Work required | Will you output all of the data below exactly, omitting the images?

(Data records)
════════════════
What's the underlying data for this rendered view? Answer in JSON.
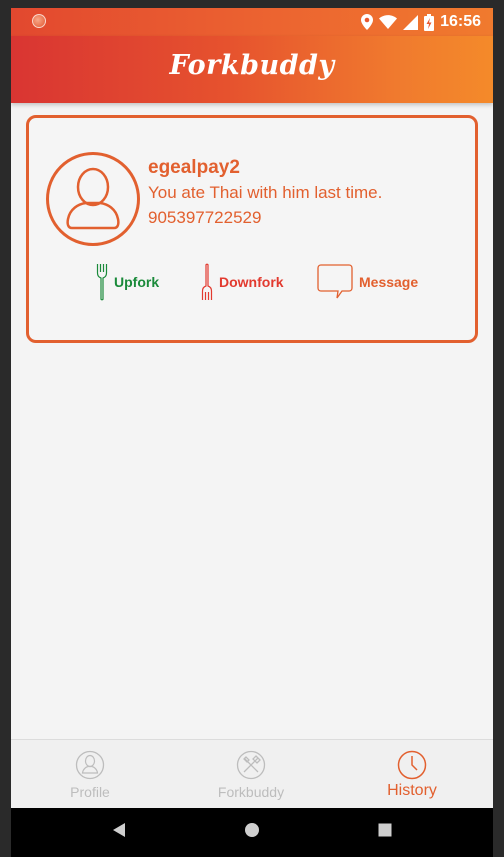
{
  "status_bar": {
    "time": "16:56"
  },
  "app_bar": {
    "title": "Forkbuddy"
  },
  "history_card": {
    "username": "egealpay2",
    "note": "You ate Thai with him last time.",
    "phone": "905397722529",
    "actions": {
      "upfork": "Upfork",
      "downfork": "Downfork",
      "message": "Message"
    }
  },
  "bottom_nav": {
    "items": [
      {
        "label": "Profile",
        "icon": "user-icon",
        "active": false
      },
      {
        "label": "Forkbuddy",
        "icon": "fork-knife-icon",
        "active": false
      },
      {
        "label": "History",
        "icon": "clock-icon",
        "active": true
      }
    ]
  },
  "colors": {
    "accent": "#e2602f",
    "upfork": "#1a8a3a",
    "downfork": "#e23a2f",
    "inactive": "#bdbdbd"
  }
}
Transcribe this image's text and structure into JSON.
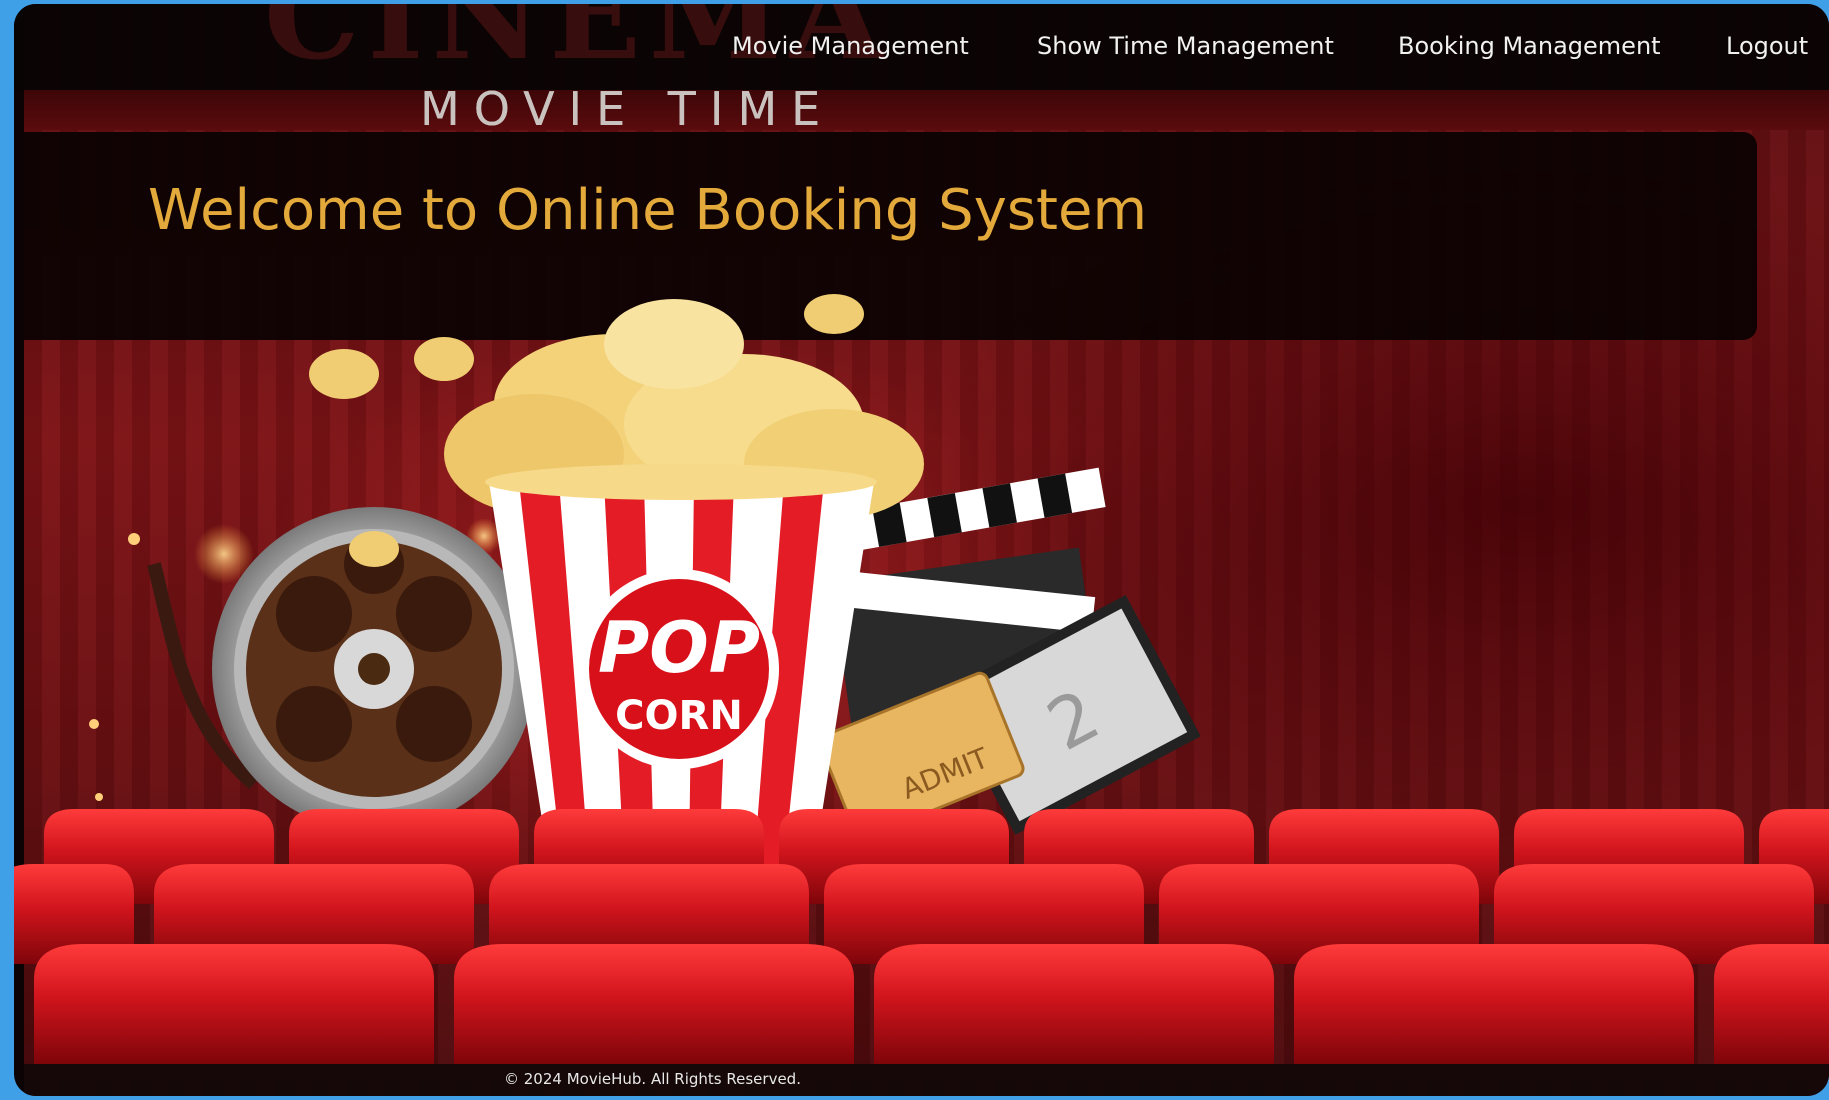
════════════════
Result of the task |
What's the underlying data for this rendered view? Answer in JSON.
{
  "status_bar": {
    "time": "16:56"
  },
  "app_bar": {
    "title": "Forkbuddy"
  },
  "history_card": {
    "username": "egealpay2",
    "note": "You ate Thai with him last time.",
    "phone": "905397722529",
    "actions": {
      "upfork": "Upfork",
      "downfork": "Downfork",
      "message": "Message"
    }
  },
  "bottom_nav": {
    "items": [
      {
        "label": "Profile",
        "icon": "user-icon",
        "active": false
      },
      {
        "label": "Forkbuddy",
        "icon": "fork-knife-icon",
        "active": false
      },
      {
        "label": "History",
        "icon": "clock-icon",
        "active": true
      }
    ]
  },
  "colors": {
    "accent": "#e2602f",
    "upfork": "#1a8a3a",
    "downfork": "#e23a2f",
    "inactive": "#bdbdbd"
  }
}
Transcribe this image's text and structure into JSON.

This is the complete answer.